(begin)

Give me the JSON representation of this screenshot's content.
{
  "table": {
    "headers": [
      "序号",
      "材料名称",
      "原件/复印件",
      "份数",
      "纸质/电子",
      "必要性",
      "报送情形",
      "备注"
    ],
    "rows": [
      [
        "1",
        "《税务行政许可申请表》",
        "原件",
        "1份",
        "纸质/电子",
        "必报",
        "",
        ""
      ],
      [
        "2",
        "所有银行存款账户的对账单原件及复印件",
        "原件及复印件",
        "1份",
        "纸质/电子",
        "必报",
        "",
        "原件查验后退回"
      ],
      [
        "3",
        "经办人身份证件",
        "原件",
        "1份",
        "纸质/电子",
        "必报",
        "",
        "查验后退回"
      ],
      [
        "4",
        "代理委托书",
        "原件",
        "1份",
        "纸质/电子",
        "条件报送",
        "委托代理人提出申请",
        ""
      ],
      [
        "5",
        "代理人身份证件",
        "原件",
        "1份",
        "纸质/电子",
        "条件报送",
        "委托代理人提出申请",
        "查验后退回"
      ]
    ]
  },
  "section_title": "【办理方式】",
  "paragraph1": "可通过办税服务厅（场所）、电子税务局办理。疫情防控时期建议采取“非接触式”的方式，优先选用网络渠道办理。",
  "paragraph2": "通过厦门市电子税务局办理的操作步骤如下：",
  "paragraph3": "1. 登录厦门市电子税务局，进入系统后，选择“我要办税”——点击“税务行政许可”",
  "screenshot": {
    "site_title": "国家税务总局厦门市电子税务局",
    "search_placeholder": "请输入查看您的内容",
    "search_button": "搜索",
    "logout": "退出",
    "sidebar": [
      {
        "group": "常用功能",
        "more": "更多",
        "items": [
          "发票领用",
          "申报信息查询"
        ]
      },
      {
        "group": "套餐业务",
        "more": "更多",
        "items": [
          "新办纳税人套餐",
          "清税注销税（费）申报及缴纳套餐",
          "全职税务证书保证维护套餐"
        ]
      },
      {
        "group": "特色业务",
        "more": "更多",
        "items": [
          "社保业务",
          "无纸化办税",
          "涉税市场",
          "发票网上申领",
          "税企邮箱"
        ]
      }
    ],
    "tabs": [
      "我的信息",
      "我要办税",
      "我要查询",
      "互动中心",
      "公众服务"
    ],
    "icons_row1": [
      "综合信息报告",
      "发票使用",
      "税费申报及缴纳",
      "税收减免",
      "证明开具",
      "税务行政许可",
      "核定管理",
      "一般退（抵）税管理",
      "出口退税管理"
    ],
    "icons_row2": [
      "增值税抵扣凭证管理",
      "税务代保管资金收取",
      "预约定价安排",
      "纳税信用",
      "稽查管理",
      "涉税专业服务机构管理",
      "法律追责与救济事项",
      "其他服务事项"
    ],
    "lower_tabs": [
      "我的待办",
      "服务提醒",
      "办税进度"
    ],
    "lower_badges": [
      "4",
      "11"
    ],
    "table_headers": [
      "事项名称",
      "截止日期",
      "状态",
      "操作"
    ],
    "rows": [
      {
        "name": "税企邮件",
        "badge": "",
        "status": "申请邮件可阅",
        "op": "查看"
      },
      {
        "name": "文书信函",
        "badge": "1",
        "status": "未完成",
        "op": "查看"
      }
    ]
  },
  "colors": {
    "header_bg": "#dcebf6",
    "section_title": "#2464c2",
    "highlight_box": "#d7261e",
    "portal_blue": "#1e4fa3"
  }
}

(end)

_TASK INSTRUCTIONS_:
Set down the entries verbatim, leaving none out.

_RESPONSE FOR THIS EXERCISE_:
Give me the JSON representation of this screenshot's content.
{
  "table": {
    "headers": [
      "序号",
      "材料名称",
      "原件/复印件",
      "份数",
      "纸质/电子",
      "必要性",
      "报送情形",
      "备注"
    ],
    "rows": [
      [
        "1",
        "《税务行政许可申请表》",
        "原件",
        "1份",
        "纸质/电子",
        "必报",
        "",
        ""
      ],
      [
        "2",
        "所有银行存款账户的对账单原件及复印件",
        "原件及复印件",
        "1份",
        "纸质/电子",
        "必报",
        "",
        "原件查验后退回"
      ],
      [
        "3",
        "经办人身份证件",
        "原件",
        "1份",
        "纸质/电子",
        "必报",
        "",
        "查验后退回"
      ],
      [
        "4",
        "代理委托书",
        "原件",
        "1份",
        "纸质/电子",
        "条件报送",
        "委托代理人提出申请",
        ""
      ],
      [
        "5",
        "代理人身份证件",
        "原件",
        "1份",
        "纸质/电子",
        "条件报送",
        "委托代理人提出申请",
        "查验后退回"
      ]
    ]
  },
  "section_title": "【办理方式】",
  "paragraph1": "可通过办税服务厅（场所）、电子税务局办理。疫情防控时期建议采取“非接触式”的方式，优先选用网络渠道办理。",
  "paragraph2": "通过厦门市电子税务局办理的操作步骤如下：",
  "paragraph3": "1. 登录厦门市电子税务局，进入系统后，选择“我要办税”——点击“税务行政许可”",
  "screenshot": {
    "site_title": "国家税务总局厦门市电子税务局",
    "search_placeholder": "请输入查看您的内容",
    "search_button": "搜索",
    "logout": "退出",
    "sidebar": [
      {
        "group": "常用功能",
        "more": "更多",
        "items": [
          "发票领用",
          "申报信息查询"
        ]
      },
      {
        "group": "套餐业务",
        "more": "更多",
        "items": [
          "新办纳税人套餐",
          "清税注销税（费）申报及缴纳套餐",
          "全职税务证书保证维护套餐"
        ]
      },
      {
        "group": "特色业务",
        "more": "更多",
        "items": [
          "社保业务",
          "无纸化办税",
          "涉税市场",
          "发票网上申领",
          "税企邮箱"
        ]
      }
    ],
    "tabs": [
      "我的信息",
      "我要办税",
      "我要查询",
      "互动中心",
      "公众服务"
    ],
    "icons_row1": [
      "综合信息报告",
      "发票使用",
      "税费申报及缴纳",
      "税收减免",
      "证明开具",
      "税务行政许可",
      "核定管理",
      "一般退（抵）税管理",
      "出口退税管理"
    ],
    "icons_row2": [
      "增值税抵扣凭证管理",
      "税务代保管资金收取",
      "预约定价安排",
      "纳税信用",
      "稽查管理",
      "涉税专业服务机构管理",
      "法律追责与救济事项",
      "其他服务事项"
    ],
    "lower_tabs": [
      "我的待办",
      "服务提醒",
      "办税进度"
    ],
    "lower_badges": [
      "4",
      "11"
    ],
    "table_headers": [
      "事项名称",
      "截止日期",
      "状态",
      "操作"
    ],
    "rows": [
      {
        "name": "税企邮件",
        "badge": "",
        "status": "申请邮件可阅",
        "op": "查看"
      },
      {
        "name": "文书信函",
        "badge": "1",
        "status": "未完成",
        "op": "查看"
      }
    ]
  },
  "colors": {
    "header_bg": "#dcebf6",
    "section_title": "#2464c2",
    "highlight_box": "#d7261e",
    "portal_blue": "#1e4fa3"
  }
}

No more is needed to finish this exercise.